====== SUPPLIED RECORDS ======

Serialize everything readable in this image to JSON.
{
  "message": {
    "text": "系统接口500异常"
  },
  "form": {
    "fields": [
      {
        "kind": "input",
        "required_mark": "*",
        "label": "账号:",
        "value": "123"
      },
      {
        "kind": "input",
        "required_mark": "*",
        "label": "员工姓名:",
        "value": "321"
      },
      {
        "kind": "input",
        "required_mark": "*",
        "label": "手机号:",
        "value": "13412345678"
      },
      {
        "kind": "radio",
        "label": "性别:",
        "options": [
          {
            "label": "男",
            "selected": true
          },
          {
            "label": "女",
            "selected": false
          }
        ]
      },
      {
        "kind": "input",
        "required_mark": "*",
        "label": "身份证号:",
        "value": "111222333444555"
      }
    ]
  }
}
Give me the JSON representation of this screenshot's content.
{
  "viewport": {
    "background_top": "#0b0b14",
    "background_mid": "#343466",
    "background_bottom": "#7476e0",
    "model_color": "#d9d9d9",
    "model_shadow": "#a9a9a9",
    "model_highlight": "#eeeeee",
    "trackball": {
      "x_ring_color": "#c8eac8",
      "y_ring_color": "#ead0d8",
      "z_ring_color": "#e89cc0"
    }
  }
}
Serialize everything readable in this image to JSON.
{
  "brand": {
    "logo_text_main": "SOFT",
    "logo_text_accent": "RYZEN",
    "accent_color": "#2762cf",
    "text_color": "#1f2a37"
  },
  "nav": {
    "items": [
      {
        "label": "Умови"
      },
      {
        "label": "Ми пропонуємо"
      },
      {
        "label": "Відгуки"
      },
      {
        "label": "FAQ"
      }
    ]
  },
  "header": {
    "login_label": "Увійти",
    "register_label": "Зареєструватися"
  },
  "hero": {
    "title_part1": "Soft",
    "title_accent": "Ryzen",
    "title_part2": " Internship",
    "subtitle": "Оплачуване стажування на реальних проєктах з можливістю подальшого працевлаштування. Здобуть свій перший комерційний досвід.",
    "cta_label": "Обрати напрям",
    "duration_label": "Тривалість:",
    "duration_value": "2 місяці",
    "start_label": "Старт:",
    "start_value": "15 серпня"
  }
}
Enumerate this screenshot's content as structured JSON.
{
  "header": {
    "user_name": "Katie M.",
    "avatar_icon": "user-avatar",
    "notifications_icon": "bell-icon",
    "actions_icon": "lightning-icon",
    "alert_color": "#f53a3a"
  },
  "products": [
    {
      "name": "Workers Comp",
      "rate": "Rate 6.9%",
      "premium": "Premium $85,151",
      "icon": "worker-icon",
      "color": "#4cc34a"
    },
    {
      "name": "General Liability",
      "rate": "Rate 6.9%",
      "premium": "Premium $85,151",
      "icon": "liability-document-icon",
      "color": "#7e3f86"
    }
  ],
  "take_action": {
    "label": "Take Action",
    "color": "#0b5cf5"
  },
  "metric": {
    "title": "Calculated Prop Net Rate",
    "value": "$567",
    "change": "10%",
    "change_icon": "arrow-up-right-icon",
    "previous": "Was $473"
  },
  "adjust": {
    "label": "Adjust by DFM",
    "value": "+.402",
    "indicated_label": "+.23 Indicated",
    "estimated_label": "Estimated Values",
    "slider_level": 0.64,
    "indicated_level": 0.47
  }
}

======

WRITTEN PROBLEM: Faithfully reproduce all of the records, character for character.

TASK RESPONSE:
Serialize everything readable in this image to JSON.
{
  "message": {
    "text": "系统接口500异常"
  },
  "form": {
    "fields": [
      {
        "kind": "input",
        "required_mark": "*",
        "label": "账号:",
        "value": "123"
      },
      {
        "kind": "input",
        "required_mark": "*",
        "label": "员工姓名:",
        "value": "321"
      },
      {
        "kind": "input",
        "required_mark": "*",
        "label": "手机号:",
        "value": "13412345678"
      },
      {
        "kind": "radio",
        "label": "性别:",
        "options": [
          {
            "label": "男",
            "selected": true
          },
          {
            "label": "女",
            "selected": false
          }
        ]
      },
      {
        "kind": "input",
        "required_mark": "*",
        "label": "身份证号:",
        "value": "111222333444555"
      }
    ]
  }
}
Give me the JSON representation of this screenshot's content.
{
  "viewport": {
    "background_top": "#0b0b14",
    "background_mid": "#343466",
    "background_bottom": "#7476e0",
    "model_color": "#d9d9d9",
    "model_shadow": "#a9a9a9",
    "model_highlight": "#eeeeee",
    "trackball": {
      "x_ring_color": "#c8eac8",
      "y_ring_color": "#ead0d8",
      "z_ring_color": "#e89cc0"
    }
  }
}
Serialize everything readable in this image to JSON.
{
  "brand": {
    "logo_text_main": "SOFT",
    "logo_text_accent": "RYZEN",
    "accent_color": "#2762cf",
    "text_color": "#1f2a37"
  },
  "nav": {
    "items": [
      {
        "label": "Умови"
      },
      {
        "label": "Ми пропонуємо"
      },
      {
        "label": "Відгуки"
      },
      {
        "label": "FAQ"
      }
    ]
  },
  "header": {
    "login_label": "Увійти",
    "register_label": "Зареєструватися"
  },
  "hero": {
    "title_part1": "Soft",
    "title_accent": "Ryzen",
    "title_part2": " Internship",
    "subtitle": "Оплачуване стажування на реальних проєктах з можливістю подальшого працевлаштування. Здобуть свій перший комерційний досвід.",
    "cta_label": "Обрати напрям",
    "duration_label": "Тривалість:",
    "duration_value": "2 місяці",
    "start_label": "Старт:",
    "start_value": "15 серпня"
  }
}
Enumerate this screenshot's content as structured JSON.
{
  "header": {
    "user_name": "Katie M.",
    "avatar_icon": "user-avatar",
    "notifications_icon": "bell-icon",
    "actions_icon": "lightning-icon",
    "alert_color": "#f53a3a"
  },
  "products": [
    {
      "name": "Workers Comp",
      "rate": "Rate 6.9%",
      "premium": "Premium $85,151",
      "icon": "worker-icon",
      "color": "#4cc34a"
    },
    {
      "name": "General Liability",
      "rate": "Rate 6.9%",
      "premium": "Premium $85,151",
      "icon": "liability-document-icon",
      "color": "#7e3f86"
    }
  ],
  "take_action": {
    "label": "Take Action",
    "color": "#0b5cf5"
  },
  "metric": {
    "title": "Calculated Prop Net Rate",
    "value": "$567",
    "change": "10%",
    "change_icon": "arrow-up-right-icon",
    "previous": "Was $473"
  },
  "adjust": {
    "label": "Adjust by DFM",
    "value": "+.402",
    "indicated_label": "+.23 Indicated",
    "estimated_label": "Estimated Values",
    "slider_level": 0.64,
    "indicated_level": 0.47
  }
}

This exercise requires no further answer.